Return all of the entries exactly as written.

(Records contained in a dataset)

----------

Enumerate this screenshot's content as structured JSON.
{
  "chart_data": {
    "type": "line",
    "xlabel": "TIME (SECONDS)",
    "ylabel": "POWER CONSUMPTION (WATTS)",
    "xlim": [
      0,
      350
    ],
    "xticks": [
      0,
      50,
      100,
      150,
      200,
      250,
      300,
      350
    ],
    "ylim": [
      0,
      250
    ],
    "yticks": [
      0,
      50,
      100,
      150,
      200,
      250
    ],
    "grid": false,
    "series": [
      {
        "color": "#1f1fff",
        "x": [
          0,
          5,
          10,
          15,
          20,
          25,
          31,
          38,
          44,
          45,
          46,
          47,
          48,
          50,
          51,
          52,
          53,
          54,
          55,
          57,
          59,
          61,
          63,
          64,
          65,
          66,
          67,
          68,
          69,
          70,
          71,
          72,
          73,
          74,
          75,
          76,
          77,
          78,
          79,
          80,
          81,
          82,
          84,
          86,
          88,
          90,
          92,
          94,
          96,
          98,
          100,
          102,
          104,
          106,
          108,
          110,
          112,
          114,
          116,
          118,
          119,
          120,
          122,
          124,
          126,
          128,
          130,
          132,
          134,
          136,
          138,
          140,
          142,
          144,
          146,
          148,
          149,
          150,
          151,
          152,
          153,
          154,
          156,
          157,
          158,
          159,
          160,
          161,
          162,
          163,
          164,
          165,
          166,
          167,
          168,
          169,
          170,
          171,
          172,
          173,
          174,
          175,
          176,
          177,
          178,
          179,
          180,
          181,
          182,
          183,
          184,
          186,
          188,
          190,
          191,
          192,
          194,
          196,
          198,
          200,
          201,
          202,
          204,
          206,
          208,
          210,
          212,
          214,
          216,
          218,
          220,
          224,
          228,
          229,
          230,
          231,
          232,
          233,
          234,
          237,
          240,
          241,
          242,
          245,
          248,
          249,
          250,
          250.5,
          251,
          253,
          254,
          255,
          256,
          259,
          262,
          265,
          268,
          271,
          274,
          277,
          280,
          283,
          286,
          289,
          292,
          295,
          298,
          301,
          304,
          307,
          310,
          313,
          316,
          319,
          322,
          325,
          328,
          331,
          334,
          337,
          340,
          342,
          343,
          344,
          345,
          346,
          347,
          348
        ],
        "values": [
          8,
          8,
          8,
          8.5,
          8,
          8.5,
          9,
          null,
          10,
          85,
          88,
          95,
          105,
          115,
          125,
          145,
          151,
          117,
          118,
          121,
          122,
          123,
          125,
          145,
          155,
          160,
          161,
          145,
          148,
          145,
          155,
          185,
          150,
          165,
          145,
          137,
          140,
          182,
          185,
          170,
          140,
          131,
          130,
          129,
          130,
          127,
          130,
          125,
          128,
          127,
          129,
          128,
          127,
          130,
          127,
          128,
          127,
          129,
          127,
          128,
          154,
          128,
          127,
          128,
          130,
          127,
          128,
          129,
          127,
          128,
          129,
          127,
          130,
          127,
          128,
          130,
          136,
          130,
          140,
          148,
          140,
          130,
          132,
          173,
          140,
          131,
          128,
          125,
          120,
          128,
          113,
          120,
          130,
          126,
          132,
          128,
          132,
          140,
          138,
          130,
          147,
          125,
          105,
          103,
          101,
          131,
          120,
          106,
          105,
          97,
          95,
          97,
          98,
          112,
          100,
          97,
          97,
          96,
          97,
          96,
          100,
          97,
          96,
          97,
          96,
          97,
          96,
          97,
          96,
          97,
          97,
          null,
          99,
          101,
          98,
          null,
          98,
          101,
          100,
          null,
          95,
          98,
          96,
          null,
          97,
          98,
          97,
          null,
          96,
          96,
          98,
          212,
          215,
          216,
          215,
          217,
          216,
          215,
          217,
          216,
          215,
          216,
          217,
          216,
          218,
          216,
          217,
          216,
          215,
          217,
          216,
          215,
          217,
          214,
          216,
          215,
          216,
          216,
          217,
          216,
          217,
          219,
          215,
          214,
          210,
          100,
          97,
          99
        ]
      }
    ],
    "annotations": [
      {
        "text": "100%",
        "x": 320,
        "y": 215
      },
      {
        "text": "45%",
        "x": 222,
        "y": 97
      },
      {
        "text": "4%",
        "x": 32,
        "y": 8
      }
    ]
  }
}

----------

COMPLETED TASK.
Enumerate this screenshot's content as structured JSON.
{
  "chart_data": {
    "type": "line",
    "xlabel": "TIME (SECONDS)",
    "ylabel": "POWER CONSUMPTION (WATTS)",
    "xlim": [
      0,
      350
    ],
    "xticks": [
      0,
      50,
      100,
      150,
      200,
      250,
      300,
      350
    ],
    "ylim": [
      0,
      250
    ],
    "yticks": [
      0,
      50,
      100,
      150,
      200,
      250
    ],
    "grid": false,
    "series": [
      {
        "color": "#1f1fff",
        "x": [
          0,
          5,
          10,
          15,
          20,
          25,
          31,
          38,
          44,
          45,
          46,
          47,
          48,
          50,
          51,
          52,
          53,
          54,
          55,
          57,
          59,
          61,
          63,
          64,
          65,
          66,
          67,
          68,
          69,
          70,
          71,
          72,
          73,
          74,
          75,
          76,
          77,
          78,
          79,
          80,
          81,
          82,
          84,
          86,
          88,
          90,
          92,
          94,
          96,
          98,
          100,
          102,
          104,
          106,
          108,
          110,
          112,
          114,
          116,
          118,
          119,
          120,
          122,
          124,
          126,
          128,
          130,
          132,
          134,
          136,
          138,
          140,
          142,
          144,
          146,
          148,
          149,
          150,
          151,
          152,
          153,
          154,
          156,
          157,
          158,
          159,
          160,
          161,
          162,
          163,
          164,
          165,
          166,
          167,
          168,
          169,
          170,
          171,
          172,
          173,
          174,
          175,
          176,
          177,
          178,
          179,
          180,
          181,
          182,
          183,
          184,
          186,
          188,
          190,
          191,
          192,
          194,
          196,
          198,
          200,
          201,
          202,
          204,
          206,
          208,
          210,
          212,
          214,
          216,
          218,
          220,
          224,
          228,
          229,
          230,
          231,
          232,
          233,
          234,
          237,
          240,
          241,
          242,
          245,
          248,
          249,
          250,
          250.5,
          251,
          253,
          254,
          255,
          256,
          259,
          262,
          265,
          268,
          271,
          274,
          277,
          280,
          283,
          286,
          289,
          292,
          295,
          298,
          301,
          304,
          307,
          310,
          313,
          316,
          319,
          322,
          325,
          328,
          331,
          334,
          337,
          340,
          342,
          343,
          344,
          345,
          346,
          347,
          348
        ],
        "values": [
          8,
          8,
          8,
          8.5,
          8,
          8.5,
          9,
          null,
          10,
          85,
          88,
          95,
          105,
          115,
          125,
          145,
          151,
          117,
          118,
          121,
          122,
          123,
          125,
          145,
          155,
          160,
          161,
          145,
          148,
          145,
          155,
          185,
          150,
          165,
          145,
          137,
          140,
          182,
          185,
          170,
          140,
          131,
          130,
          129,
          130,
          127,
          130,
          125,
          128,
          127,
          129,
          128,
          127,
          130,
          127,
          128,
          127,
          129,
          127,
          128,
          154,
          128,
          127,
          128,
          130,
          127,
          128,
          129,
          127,
          128,
          129,
          127,
          130,
          127,
          128,
          130,
          136,
          130,
          140,
          148,
          140,
          130,
          132,
          173,
          140,
          131,
          128,
          125,
          120,
          128,
          113,
          120,
          130,
          126,
          132,
          128,
          132,
          140,
          138,
          130,
          147,
          125,
          105,
          103,
          101,
          131,
          120,
          106,
          105,
          97,
          95,
          97,
          98,
          112,
          100,
          97,
          97,
          96,
          97,
          96,
          100,
          97,
          96,
          97,
          96,
          97,
          96,
          97,
          96,
          97,
          97,
          null,
          99,
          101,
          98,
          null,
          98,
          101,
          100,
          null,
          95,
          98,
          96,
          null,
          97,
          98,
          97,
          null,
          96,
          96,
          98,
          212,
          215,
          216,
          215,
          217,
          216,
          215,
          217,
          216,
          215,
          216,
          217,
          216,
          218,
          216,
          217,
          216,
          215,
          217,
          216,
          215,
          217,
          214,
          216,
          215,
          216,
          216,
          217,
          216,
          217,
          219,
          215,
          214,
          210,
          100,
          97,
          99
        ]
      }
    ],
    "annotations": [
      {
        "text": "100%",
        "x": 320,
        "y": 215
      },
      {
        "text": "45%",
        "x": 222,
        "y": 97
      },
      {
        "text": "4%",
        "x": 32,
        "y": 8
      }
    ]
  }
}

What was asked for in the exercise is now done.